■ **TASK BRIEF**:
Everything in the listing except the pictures should be written out exactly.

■ **GIVEN DATA**:
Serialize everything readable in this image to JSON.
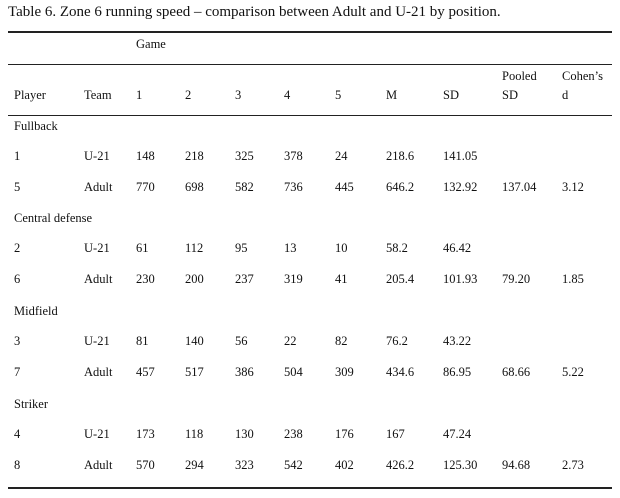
{
  "caption": "Table 6. Zone 6 running speed – comparison between Adult and U-21 by position.",
  "header": {
    "game_span": "Game",
    "columns": [
      "Player",
      "Team",
      "1",
      "2",
      "3",
      "4",
      "5",
      "M",
      "SD",
      "Pooled SD",
      "Cohen’s d"
    ],
    "pooled_line1": "Pooled",
    "pooled_line2": "SD",
    "cohens_line1": "Cohen’s",
    "cohens_line2": "d"
  },
  "groups": [
    {
      "name": "Fullback",
      "rows": [
        [
          "1",
          "U-21",
          "148",
          "218",
          "325",
          "378",
          "24",
          "218.6",
          "141.05",
          "",
          ""
        ],
        [
          "5",
          "Adult",
          "770",
          "698",
          "582",
          "736",
          "445",
          "646.2",
          "132.92",
          "137.04",
          "3.12"
        ]
      ]
    },
    {
      "name": "Central defense",
      "rows": [
        [
          "2",
          "U-21",
          "61",
          "112",
          "95",
          "13",
          "10",
          "58.2",
          "46.42",
          "",
          ""
        ],
        [
          "6",
          "Adult",
          "230",
          "200",
          "237",
          "319",
          "41",
          "205.4",
          "101.93",
          "79.20",
          "1.85"
        ]
      ]
    },
    {
      "name": "Midfield",
      "rows": [
        [
          "3",
          "U-21",
          "81",
          "140",
          "56",
          "22",
          "82",
          "76.2",
          "43.22",
          "",
          ""
        ],
        [
          "7",
          "Adult",
          "457",
          "517",
          "386",
          "504",
          "309",
          "434.6",
          "86.95",
          "68.66",
          "5.22"
        ]
      ]
    },
    {
      "name": "Striker",
      "rows": [
        [
          "4",
          "U-21",
          "173",
          "118",
          "130",
          "238",
          "176",
          "167",
          "47.24",
          "",
          ""
        ],
        [
          "8",
          "Adult",
          "570",
          "294",
          "323",
          "542",
          "402",
          "426.2",
          "125.30",
          "94.68",
          "2.73"
        ]
      ]
    }
  ]
}
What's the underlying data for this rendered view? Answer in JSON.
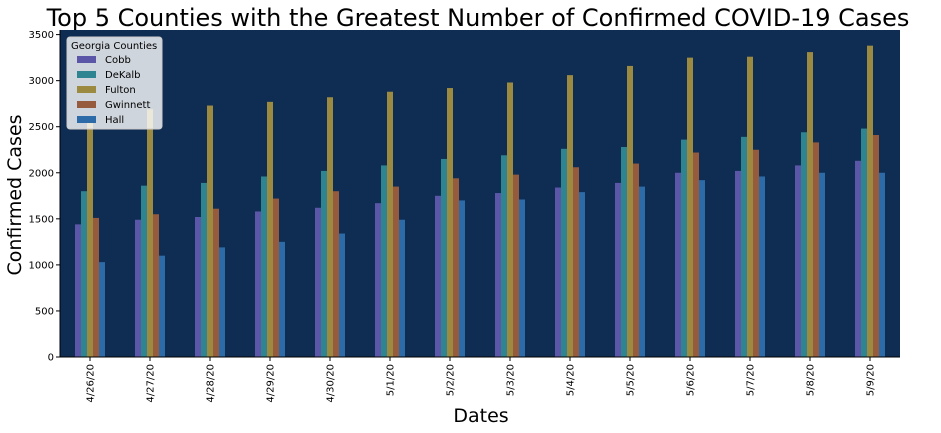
{
  "chart_data": {
    "type": "bar",
    "title": "Top 5 Counties with the Greatest Number of Confirmed COVID-19 Cases",
    "xlabel": "Dates",
    "ylabel": "Confirmed Cases",
    "ylim": [
      0,
      3550
    ],
    "yticks": [
      0,
      500,
      1000,
      1500,
      2000,
      2500,
      3000,
      3500
    ],
    "grid": false,
    "background": "#0f2d52",
    "legend": {
      "title": "Georgia Counties",
      "placement": "top-left"
    },
    "categories": [
      "4/26/20",
      "4/27/20",
      "4/28/20",
      "4/29/20",
      "4/30/20",
      "5/1/20",
      "5/2/20",
      "5/3/20",
      "5/4/20",
      "5/5/20",
      "5/6/20",
      "5/7/20",
      "5/8/20",
      "5/9/20"
    ],
    "series": [
      {
        "name": "Cobb",
        "color": "#5b56a8",
        "values": [
          1440,
          1490,
          1520,
          1580,
          1620,
          1670,
          1750,
          1780,
          1840,
          1890,
          2000,
          2020,
          2080,
          2130
        ]
      },
      {
        "name": "DeKalb",
        "color": "#2e8490",
        "values": [
          1800,
          1860,
          1890,
          1960,
          2020,
          2080,
          2150,
          2190,
          2260,
          2280,
          2360,
          2390,
          2440,
          2480
        ]
      },
      {
        "name": "Fulton",
        "color": "#9b8a40",
        "values": [
          2590,
          2690,
          2730,
          2770,
          2820,
          2880,
          2920,
          2980,
          3060,
          3160,
          3250,
          3260,
          3310,
          3380
        ]
      },
      {
        "name": "Gwinnett",
        "color": "#965a3c",
        "values": [
          1510,
          1550,
          1610,
          1720,
          1800,
          1850,
          1940,
          1980,
          2060,
          2100,
          2220,
          2250,
          2330,
          2410
        ]
      },
      {
        "name": "Hall",
        "color": "#2c6ba8",
        "values": [
          1030,
          1100,
          1190,
          1250,
          1340,
          1490,
          1700,
          1710,
          1790,
          1850,
          1920,
          1960,
          2000,
          2000
        ]
      }
    ]
  }
}
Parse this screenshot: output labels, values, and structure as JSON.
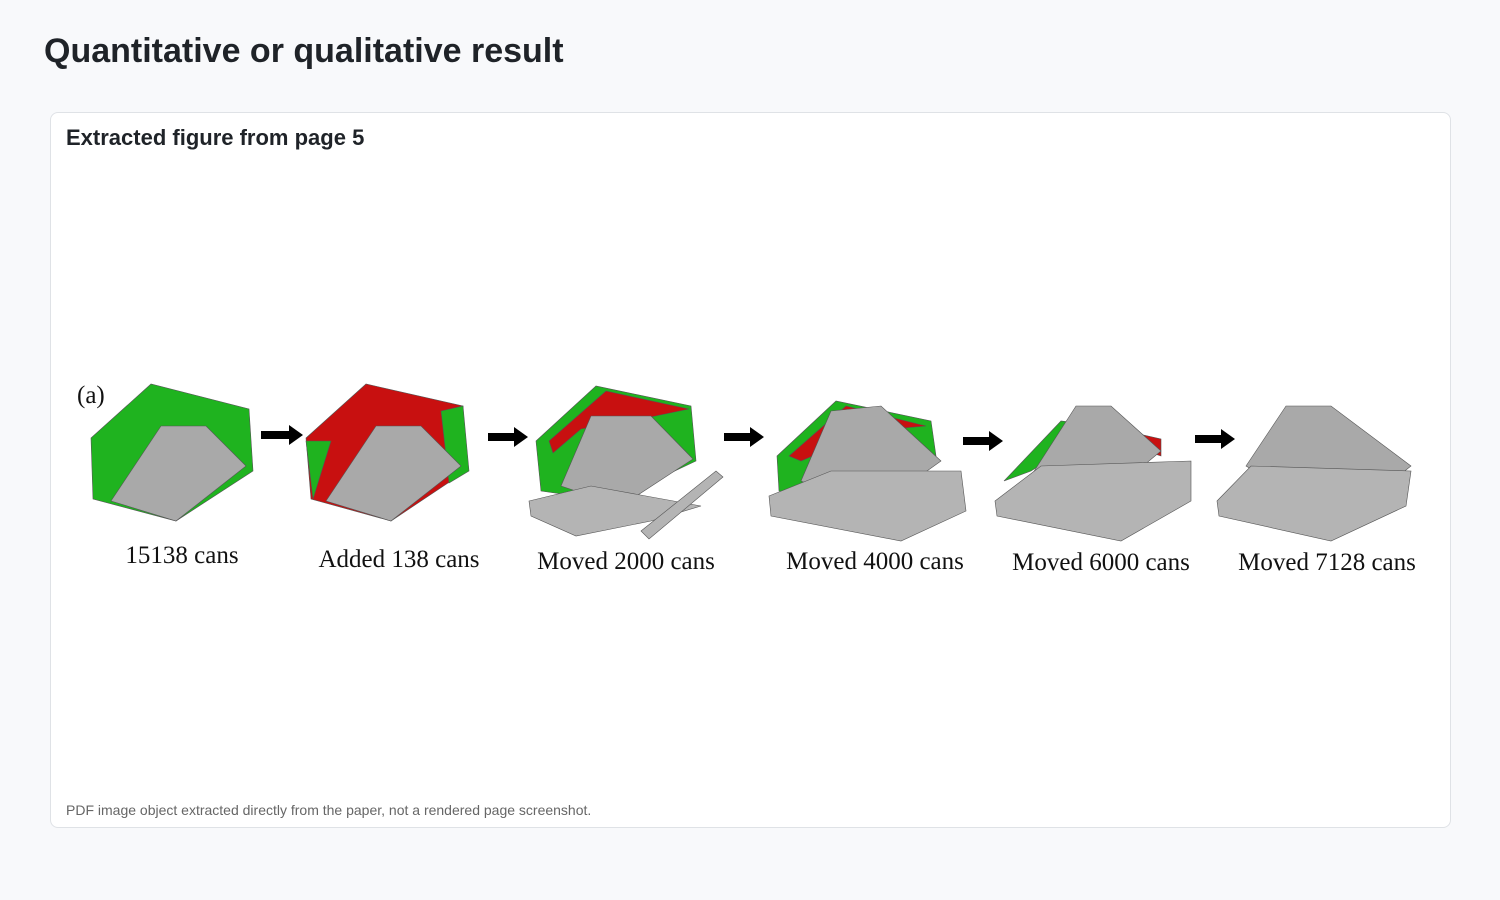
{
  "header": {
    "title": "Quantitative or qualitative result"
  },
  "card": {
    "title": "Extracted figure from page 5",
    "figure": {
      "panel_label": "(a)",
      "steps": [
        {
          "caption": "15138 cans"
        },
        {
          "caption": "Added 138 cans"
        },
        {
          "caption": "Moved 2000 cans"
        },
        {
          "caption": "Moved 4000 cans"
        },
        {
          "caption": "Moved 6000 cans"
        },
        {
          "caption": "Moved 7128 cans"
        }
      ]
    },
    "note": "PDF image object extracted directly from the paper, not a rendered page screenshot."
  }
}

■ **EXPECTED ANSWER**:
Serialize everything readable in this image to JSON.
{
  "caption": "Table 6. Zone 6 running speed – comparison between Adult and U-21 by position.",
  "header": {
    "game_span": "Game",
    "columns": [
      "Player",
      "Team",
      "1",
      "2",
      "3",
      "4",
      "5",
      "M",
      "SD",
      "Pooled SD",
      "Cohen’s d"
    ],
    "pooled_line1": "Pooled",
    "pooled_line2": "SD",
    "cohens_line1": "Cohen’s",
    "cohens_line2": "d"
  },
  "groups": [
    {
      "name": "Fullback",
      "rows": [
        [
          "1",
          "U-21",
          "148",
          "218",
          "325",
          "378",
          "24",
          "218.6",
          "141.05",
          "",
          ""
        ],
        [
          "5",
          "Adult",
          "770",
          "698",
          "582",
          "736",
          "445",
          "646.2",
          "132.92",
          "137.04",
          "3.12"
        ]
      ]
    },
    {
      "name": "Central defense",
      "rows": [
        [
          "2",
          "U-21",
          "61",
          "112",
          "95",
          "13",
          "10",
          "58.2",
          "46.42",
          "",
          ""
        ],
        [
          "6",
          "Adult",
          "230",
          "200",
          "237",
          "319",
          "41",
          "205.4",
          "101.93",
          "79.20",
          "1.85"
        ]
      ]
    },
    {
      "name": "Midfield",
      "rows": [
        [
          "3",
          "U-21",
          "81",
          "140",
          "56",
          "22",
          "82",
          "76.2",
          "43.22",
          "",
          ""
        ],
        [
          "7",
          "Adult",
          "457",
          "517",
          "386",
          "504",
          "309",
          "434.6",
          "86.95",
          "68.66",
          "5.22"
        ]
      ]
    },
    {
      "name": "Striker",
      "rows": [
        [
          "4",
          "U-21",
          "173",
          "118",
          "130",
          "238",
          "176",
          "167",
          "47.24",
          "",
          ""
        ],
        [
          "8",
          "Adult",
          "570",
          "294",
          "323",
          "542",
          "402",
          "426.2",
          "125.30",
          "94.68",
          "2.73"
        ]
      ]
    }
  ]
}
What's the underlying data for this rendered view? Answer in JSON.
{
  "chart_data": {
    "type": "bar",
    "title": "Top 5 Counties with the Greatest Number of Confirmed COVID-19 Cases",
    "xlabel": "Dates",
    "ylabel": "Confirmed Cases",
    "ylim": [
      0,
      3550
    ],
    "yticks": [
      0,
      500,
      1000,
      1500,
      2000,
      2500,
      3000,
      3500
    ],
    "grid": false,
    "background": "#0f2d52",
    "legend": {
      "title": "Georgia Counties",
      "placement": "top-left"
    },
    "categories": [
      "4/26/20",
      "4/27/20",
      "4/28/20",
      "4/29/20",
      "4/30/20",
      "5/1/20",
      "5/2/20",
      "5/3/20",
      "5/4/20",
      "5/5/20",
      "5/6/20",
      "5/7/20",
      "5/8/20",
      "5/9/20"
    ],
    "series": [
      {
        "name": "Cobb",
        "color": "#5b56a8",
        "values": [
          1440,
          1490,
          1520,
          1580,
          1620,
          1670,
          1750,
          1780,
          1840,
          1890,
          2000,
          2020,
          2080,
          2130
        ]
      },
      {
        "name": "DeKalb",
        "color": "#2e8490",
        "values": [
          1800,
          1860,
          1890,
          1960,
          2020,
          2080,
          2150,
          2190,
          2260,
          2280,
          2360,
          2390,
          2440,
          2480
        ]
      },
      {
        "name": "Fulton",
        "color": "#9b8a40",
        "values": [
          2590,
          2690,
          2730,
          2770,
          2820,
          2880,
          2920,
          2980,
          3060,
          3160,
          3250,
          3260,
          3310,
          3380
        ]
      },
      {
        "name": "Gwinnett",
        "color": "#965a3c",
        "values": [
          1510,
          1550,
          1610,
          1720,
          1800,
          1850,
          1940,
          1980,
          2060,
          2100,
          2220,
          2250,
          2330,
          2410
        ]
      },
      {
        "name": "Hall",
        "color": "#2c6ba8",
        "values": [
          1030,
          1100,
          1190,
          1250,
          1340,
          1490,
          1700,
          1710,
          1790,
          1850,
          1920,
          1960,
          2000,
          2000
        ]
      }
    ]
  }
}
Parse this screenshot: output labels, values, and structure as JSON.
{
  "header": {
    "title": "Quantitative or qualitative result"
  },
  "card": {
    "title": "Extracted figure from page 5",
    "figure": {
      "panel_label": "(a)",
      "steps": [
        {
          "caption": "15138 cans"
        },
        {
          "caption": "Added 138 cans"
        },
        {
          "caption": "Moved 2000 cans"
        },
        {
          "caption": "Moved 4000 cans"
        },
        {
          "caption": "Moved 6000 cans"
        },
        {
          "caption": "Moved 7128 cans"
        }
      ]
    },
    "note": "PDF image object extracted directly from the paper, not a rendered page screenshot."
  }
}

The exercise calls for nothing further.